Lines of data:
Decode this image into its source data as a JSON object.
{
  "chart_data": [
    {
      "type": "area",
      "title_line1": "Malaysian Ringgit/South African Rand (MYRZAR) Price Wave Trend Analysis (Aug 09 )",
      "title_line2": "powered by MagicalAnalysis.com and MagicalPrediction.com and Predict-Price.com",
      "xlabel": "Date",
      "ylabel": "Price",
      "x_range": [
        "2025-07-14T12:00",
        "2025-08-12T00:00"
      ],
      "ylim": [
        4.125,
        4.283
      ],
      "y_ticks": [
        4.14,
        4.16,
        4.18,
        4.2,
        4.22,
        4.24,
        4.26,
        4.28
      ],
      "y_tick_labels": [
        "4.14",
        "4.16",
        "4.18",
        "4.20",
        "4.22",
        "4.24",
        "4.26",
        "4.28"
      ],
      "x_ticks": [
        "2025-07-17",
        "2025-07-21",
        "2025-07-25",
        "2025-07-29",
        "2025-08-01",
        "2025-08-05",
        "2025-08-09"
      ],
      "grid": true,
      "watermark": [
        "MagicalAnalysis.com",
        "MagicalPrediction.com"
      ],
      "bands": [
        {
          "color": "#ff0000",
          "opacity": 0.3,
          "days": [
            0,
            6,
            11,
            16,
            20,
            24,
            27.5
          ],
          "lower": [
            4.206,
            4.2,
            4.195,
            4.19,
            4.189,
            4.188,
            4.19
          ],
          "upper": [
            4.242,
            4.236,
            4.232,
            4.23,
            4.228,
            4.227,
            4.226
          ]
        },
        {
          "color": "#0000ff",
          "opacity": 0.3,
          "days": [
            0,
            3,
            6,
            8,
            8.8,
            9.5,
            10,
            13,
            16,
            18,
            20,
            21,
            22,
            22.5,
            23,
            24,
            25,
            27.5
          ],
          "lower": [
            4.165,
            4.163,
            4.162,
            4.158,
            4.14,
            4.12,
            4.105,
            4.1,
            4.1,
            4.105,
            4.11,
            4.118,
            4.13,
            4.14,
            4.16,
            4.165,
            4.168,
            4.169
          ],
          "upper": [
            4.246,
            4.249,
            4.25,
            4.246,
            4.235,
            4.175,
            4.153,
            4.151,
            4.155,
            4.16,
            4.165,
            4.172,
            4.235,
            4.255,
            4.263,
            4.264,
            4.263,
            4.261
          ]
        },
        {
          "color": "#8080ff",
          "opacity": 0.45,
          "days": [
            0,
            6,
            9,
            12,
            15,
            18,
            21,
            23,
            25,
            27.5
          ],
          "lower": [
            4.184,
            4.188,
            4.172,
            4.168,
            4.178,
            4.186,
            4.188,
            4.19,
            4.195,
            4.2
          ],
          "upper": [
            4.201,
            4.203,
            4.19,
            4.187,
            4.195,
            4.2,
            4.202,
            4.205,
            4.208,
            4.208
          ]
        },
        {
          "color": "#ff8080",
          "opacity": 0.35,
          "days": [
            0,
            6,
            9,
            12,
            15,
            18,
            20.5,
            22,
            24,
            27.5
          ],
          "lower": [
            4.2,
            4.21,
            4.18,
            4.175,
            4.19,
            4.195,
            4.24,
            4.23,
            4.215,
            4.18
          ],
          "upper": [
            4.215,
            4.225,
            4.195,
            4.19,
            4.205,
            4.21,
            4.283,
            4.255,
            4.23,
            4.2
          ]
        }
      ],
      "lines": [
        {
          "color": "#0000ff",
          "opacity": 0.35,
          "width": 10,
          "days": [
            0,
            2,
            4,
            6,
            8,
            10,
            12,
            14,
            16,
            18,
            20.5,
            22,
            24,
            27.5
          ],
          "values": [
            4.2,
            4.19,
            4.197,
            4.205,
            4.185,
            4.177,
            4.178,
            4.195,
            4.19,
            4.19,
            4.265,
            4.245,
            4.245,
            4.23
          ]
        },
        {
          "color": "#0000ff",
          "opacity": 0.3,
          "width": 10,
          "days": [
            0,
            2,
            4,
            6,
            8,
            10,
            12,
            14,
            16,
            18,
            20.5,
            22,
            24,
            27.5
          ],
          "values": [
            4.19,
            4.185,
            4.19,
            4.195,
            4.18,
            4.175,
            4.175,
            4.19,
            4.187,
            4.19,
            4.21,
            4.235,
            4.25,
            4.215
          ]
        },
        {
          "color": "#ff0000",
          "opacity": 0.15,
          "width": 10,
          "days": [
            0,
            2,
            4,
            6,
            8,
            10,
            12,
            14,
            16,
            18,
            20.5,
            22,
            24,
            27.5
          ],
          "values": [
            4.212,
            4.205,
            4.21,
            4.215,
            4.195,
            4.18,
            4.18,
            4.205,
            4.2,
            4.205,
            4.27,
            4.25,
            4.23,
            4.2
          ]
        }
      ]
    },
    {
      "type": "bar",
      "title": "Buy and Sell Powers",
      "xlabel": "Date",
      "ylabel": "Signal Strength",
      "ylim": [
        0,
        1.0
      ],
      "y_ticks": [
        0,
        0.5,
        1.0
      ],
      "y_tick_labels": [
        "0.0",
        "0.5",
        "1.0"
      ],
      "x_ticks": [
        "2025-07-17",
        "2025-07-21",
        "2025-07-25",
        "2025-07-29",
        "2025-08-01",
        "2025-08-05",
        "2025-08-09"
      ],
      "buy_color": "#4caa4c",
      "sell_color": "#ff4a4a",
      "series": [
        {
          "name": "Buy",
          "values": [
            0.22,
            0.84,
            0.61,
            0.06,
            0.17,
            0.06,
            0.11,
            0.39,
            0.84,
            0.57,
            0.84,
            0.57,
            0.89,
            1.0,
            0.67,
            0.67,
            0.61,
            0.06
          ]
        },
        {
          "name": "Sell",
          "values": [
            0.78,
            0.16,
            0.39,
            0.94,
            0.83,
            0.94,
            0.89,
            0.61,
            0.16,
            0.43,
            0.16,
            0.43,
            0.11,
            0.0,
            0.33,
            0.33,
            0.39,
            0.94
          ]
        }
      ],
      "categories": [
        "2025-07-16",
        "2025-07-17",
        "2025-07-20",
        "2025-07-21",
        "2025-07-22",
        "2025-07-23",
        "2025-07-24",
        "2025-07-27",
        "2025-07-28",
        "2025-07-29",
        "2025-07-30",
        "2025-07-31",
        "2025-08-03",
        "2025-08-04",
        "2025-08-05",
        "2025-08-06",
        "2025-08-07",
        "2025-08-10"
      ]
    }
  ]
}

OBJECTIVE:
Gather each line that holds "MagicalPrediction".

EXERCISE ANSWER:
      "title_line2": "powered by MagicalAnalysis.com and MagicalPrediction.com and Predict-Price.com",
        "MagicalPrediction.com"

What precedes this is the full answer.